Instructions to follow:
Pick out every line of the entries below where "xlabel" occurs, and copy those lines.

Provided data:
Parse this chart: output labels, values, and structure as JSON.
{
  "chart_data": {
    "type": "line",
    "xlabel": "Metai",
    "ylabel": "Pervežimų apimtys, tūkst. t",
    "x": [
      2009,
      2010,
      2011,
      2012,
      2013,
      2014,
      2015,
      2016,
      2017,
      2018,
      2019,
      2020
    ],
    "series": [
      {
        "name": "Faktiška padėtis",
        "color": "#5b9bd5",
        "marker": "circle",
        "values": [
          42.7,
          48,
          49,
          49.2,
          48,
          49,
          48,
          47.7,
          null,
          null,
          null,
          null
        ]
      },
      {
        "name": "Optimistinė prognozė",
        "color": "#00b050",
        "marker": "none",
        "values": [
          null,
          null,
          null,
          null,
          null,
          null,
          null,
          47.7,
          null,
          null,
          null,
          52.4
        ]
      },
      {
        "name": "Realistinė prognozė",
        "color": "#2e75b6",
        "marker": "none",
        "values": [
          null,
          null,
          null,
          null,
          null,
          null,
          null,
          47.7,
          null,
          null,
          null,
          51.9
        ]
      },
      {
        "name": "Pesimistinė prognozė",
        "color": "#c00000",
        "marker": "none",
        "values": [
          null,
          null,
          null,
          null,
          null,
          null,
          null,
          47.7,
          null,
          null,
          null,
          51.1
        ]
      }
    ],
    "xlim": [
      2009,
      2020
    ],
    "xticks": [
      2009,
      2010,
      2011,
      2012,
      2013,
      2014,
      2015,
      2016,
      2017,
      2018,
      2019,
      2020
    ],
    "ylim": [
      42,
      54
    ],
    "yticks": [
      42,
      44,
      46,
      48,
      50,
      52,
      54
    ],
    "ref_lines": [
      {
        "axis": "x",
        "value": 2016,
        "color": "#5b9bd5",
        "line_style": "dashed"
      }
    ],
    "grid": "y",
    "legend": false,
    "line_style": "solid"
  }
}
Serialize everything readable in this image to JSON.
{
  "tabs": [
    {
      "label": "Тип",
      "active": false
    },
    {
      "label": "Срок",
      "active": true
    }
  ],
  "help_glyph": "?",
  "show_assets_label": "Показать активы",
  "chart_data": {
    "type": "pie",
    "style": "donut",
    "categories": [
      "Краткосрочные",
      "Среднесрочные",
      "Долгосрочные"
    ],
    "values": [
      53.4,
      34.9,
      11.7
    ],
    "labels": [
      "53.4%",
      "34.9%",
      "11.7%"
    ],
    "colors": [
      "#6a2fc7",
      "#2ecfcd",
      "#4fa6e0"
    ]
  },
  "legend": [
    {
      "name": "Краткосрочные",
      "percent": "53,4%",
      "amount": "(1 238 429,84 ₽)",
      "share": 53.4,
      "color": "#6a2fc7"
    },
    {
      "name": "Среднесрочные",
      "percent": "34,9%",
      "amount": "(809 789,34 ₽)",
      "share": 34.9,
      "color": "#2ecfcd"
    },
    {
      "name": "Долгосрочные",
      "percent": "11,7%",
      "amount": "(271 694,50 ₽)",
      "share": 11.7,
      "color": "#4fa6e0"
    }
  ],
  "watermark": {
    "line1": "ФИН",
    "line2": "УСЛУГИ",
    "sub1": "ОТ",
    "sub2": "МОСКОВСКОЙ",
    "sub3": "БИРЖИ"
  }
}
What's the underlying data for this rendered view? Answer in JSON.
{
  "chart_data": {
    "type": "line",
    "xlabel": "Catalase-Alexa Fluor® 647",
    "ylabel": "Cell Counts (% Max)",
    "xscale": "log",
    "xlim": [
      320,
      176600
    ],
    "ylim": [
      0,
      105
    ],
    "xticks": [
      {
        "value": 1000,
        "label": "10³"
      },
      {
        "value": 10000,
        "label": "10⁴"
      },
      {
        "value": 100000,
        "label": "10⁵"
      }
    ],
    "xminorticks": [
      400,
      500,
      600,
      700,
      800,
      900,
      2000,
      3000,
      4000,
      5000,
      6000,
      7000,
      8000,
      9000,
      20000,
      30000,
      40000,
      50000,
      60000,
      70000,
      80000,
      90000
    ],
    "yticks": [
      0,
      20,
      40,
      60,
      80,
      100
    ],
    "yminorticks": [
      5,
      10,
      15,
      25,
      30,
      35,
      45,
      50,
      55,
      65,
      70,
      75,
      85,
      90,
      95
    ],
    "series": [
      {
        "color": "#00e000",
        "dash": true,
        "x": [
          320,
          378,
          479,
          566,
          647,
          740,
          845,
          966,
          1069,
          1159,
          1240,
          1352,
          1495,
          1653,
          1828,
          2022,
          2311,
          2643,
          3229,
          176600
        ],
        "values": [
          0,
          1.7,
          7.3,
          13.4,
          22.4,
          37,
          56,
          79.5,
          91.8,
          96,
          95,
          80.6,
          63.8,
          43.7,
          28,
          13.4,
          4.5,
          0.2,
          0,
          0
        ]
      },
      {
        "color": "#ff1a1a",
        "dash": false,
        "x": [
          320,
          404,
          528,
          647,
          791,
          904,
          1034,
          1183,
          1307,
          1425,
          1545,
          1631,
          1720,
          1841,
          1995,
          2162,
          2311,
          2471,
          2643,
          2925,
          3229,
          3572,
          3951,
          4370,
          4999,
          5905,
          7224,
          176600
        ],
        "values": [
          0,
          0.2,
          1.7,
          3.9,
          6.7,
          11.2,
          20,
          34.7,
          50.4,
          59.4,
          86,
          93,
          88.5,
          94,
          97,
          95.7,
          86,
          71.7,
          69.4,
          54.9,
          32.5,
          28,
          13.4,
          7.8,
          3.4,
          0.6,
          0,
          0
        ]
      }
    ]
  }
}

Final result:
    "xlabel": "Metai",
    "xlabel": "Catalase-Alexa Fluor® 647",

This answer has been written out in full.